Data excerpts:
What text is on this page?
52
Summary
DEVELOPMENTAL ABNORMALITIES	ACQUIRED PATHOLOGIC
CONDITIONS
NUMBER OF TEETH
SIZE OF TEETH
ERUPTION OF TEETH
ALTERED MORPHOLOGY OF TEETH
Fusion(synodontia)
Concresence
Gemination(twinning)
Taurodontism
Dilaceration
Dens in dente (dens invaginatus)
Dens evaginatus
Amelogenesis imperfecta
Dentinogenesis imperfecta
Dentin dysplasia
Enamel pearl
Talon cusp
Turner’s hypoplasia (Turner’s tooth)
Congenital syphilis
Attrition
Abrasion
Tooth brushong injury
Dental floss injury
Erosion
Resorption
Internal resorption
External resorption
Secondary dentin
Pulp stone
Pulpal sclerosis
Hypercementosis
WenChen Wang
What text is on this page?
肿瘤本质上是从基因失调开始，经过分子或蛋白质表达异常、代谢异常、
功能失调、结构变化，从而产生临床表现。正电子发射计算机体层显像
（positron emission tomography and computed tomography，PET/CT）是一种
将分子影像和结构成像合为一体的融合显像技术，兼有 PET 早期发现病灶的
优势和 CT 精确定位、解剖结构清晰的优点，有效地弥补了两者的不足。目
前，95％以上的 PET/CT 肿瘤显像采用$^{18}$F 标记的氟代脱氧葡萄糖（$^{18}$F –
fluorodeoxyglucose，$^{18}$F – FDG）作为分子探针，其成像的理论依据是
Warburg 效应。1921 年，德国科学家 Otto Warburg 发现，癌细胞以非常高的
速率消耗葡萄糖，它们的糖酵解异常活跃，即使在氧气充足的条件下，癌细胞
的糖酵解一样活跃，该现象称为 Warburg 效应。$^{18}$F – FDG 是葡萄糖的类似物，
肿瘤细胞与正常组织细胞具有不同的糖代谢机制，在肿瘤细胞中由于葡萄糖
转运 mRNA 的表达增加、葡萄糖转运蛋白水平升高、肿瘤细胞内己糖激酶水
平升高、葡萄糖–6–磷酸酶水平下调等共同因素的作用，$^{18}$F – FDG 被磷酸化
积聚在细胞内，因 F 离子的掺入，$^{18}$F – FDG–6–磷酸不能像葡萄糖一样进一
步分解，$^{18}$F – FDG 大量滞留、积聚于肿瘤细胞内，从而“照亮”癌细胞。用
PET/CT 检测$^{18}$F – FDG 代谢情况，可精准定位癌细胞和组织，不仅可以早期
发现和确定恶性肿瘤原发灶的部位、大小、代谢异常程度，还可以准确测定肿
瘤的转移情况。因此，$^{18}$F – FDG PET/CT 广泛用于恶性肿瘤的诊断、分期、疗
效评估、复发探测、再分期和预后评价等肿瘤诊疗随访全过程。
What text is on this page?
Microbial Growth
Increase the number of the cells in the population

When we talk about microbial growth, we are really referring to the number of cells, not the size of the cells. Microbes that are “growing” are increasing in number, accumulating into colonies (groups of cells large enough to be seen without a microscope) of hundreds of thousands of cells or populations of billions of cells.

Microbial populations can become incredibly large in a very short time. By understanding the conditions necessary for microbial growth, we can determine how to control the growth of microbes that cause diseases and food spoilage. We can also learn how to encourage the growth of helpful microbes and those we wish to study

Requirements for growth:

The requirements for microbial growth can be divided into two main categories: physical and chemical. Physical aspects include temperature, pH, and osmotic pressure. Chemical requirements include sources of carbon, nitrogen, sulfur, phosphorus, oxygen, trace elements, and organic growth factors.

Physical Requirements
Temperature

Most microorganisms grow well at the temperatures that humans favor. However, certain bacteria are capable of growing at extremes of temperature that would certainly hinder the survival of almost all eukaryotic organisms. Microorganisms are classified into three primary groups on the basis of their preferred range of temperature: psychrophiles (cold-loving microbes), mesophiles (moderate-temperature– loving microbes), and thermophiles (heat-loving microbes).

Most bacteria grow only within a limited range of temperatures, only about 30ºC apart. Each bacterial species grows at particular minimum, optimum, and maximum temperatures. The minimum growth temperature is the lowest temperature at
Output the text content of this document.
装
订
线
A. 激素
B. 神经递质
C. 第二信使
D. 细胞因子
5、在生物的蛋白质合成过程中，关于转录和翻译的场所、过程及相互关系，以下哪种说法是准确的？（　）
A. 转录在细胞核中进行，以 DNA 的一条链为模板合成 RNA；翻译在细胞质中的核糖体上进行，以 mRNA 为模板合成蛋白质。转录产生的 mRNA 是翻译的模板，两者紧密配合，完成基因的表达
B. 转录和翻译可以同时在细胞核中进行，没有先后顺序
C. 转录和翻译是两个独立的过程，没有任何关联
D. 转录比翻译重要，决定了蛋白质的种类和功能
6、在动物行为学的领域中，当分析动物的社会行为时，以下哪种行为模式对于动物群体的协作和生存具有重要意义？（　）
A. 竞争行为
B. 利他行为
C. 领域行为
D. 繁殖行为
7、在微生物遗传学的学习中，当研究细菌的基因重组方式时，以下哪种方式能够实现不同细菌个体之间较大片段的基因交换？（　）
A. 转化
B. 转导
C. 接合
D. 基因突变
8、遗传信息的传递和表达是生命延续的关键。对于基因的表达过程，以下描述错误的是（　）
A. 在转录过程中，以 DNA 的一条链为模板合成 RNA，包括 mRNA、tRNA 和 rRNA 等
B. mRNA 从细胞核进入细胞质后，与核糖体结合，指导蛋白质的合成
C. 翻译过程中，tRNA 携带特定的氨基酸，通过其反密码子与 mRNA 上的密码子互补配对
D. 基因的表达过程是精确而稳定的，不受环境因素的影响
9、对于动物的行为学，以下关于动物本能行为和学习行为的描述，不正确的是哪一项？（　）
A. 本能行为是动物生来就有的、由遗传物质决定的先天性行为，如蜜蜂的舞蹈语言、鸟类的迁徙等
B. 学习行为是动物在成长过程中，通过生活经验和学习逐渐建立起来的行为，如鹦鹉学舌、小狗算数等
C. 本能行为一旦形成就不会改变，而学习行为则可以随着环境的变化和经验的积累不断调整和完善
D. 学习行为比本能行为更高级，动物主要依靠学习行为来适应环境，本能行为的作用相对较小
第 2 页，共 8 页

- _Activity_: Tally the lines in the records containing the string "injury"; output only the tally.

- _Solution for this exercise_: 2